SET TASK:
Extract every line where the string "this" appears.

Saved entries
····················
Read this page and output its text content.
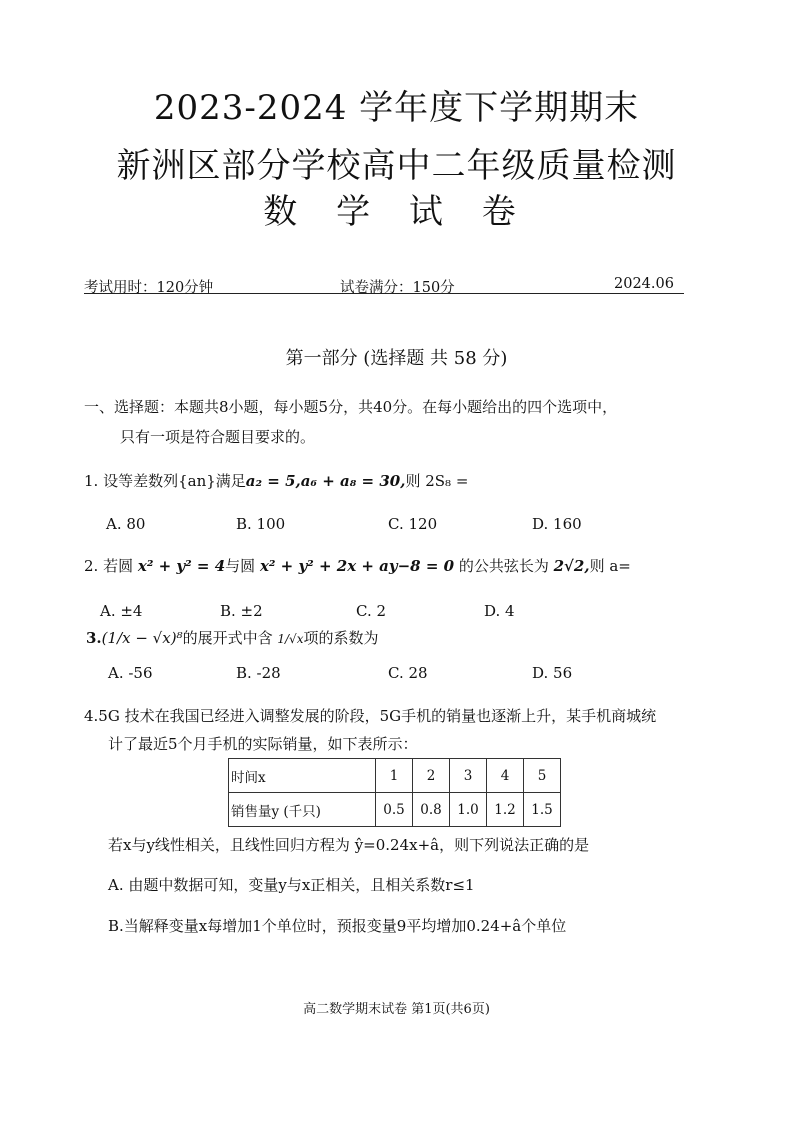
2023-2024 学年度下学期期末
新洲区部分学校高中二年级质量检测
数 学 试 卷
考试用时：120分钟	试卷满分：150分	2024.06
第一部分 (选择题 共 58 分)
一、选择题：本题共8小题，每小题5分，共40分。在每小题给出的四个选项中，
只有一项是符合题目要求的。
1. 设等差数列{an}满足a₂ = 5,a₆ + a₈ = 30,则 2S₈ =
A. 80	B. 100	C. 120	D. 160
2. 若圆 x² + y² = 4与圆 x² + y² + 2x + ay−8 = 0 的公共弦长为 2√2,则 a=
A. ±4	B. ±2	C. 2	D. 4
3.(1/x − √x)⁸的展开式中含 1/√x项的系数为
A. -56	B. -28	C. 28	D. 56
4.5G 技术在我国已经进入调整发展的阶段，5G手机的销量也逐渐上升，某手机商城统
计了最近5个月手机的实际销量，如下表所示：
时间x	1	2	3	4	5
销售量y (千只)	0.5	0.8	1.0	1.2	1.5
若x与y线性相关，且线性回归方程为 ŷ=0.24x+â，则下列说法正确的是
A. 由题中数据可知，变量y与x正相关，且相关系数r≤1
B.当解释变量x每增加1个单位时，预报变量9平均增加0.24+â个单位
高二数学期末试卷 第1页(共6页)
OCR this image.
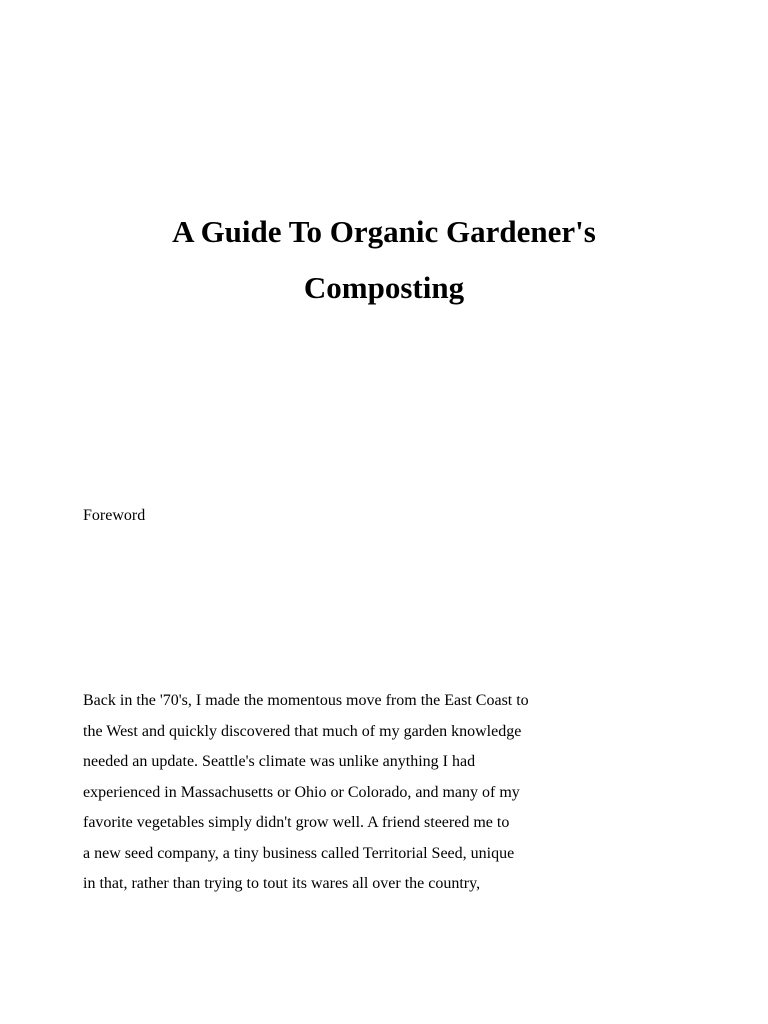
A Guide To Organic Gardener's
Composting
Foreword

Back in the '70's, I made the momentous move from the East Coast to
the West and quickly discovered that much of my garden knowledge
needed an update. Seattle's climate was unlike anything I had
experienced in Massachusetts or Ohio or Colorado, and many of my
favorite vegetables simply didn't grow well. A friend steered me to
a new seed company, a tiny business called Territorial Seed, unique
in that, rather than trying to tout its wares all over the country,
····················
WRITTEN ANSWER:
Read this page and output its text content.
OCR this image.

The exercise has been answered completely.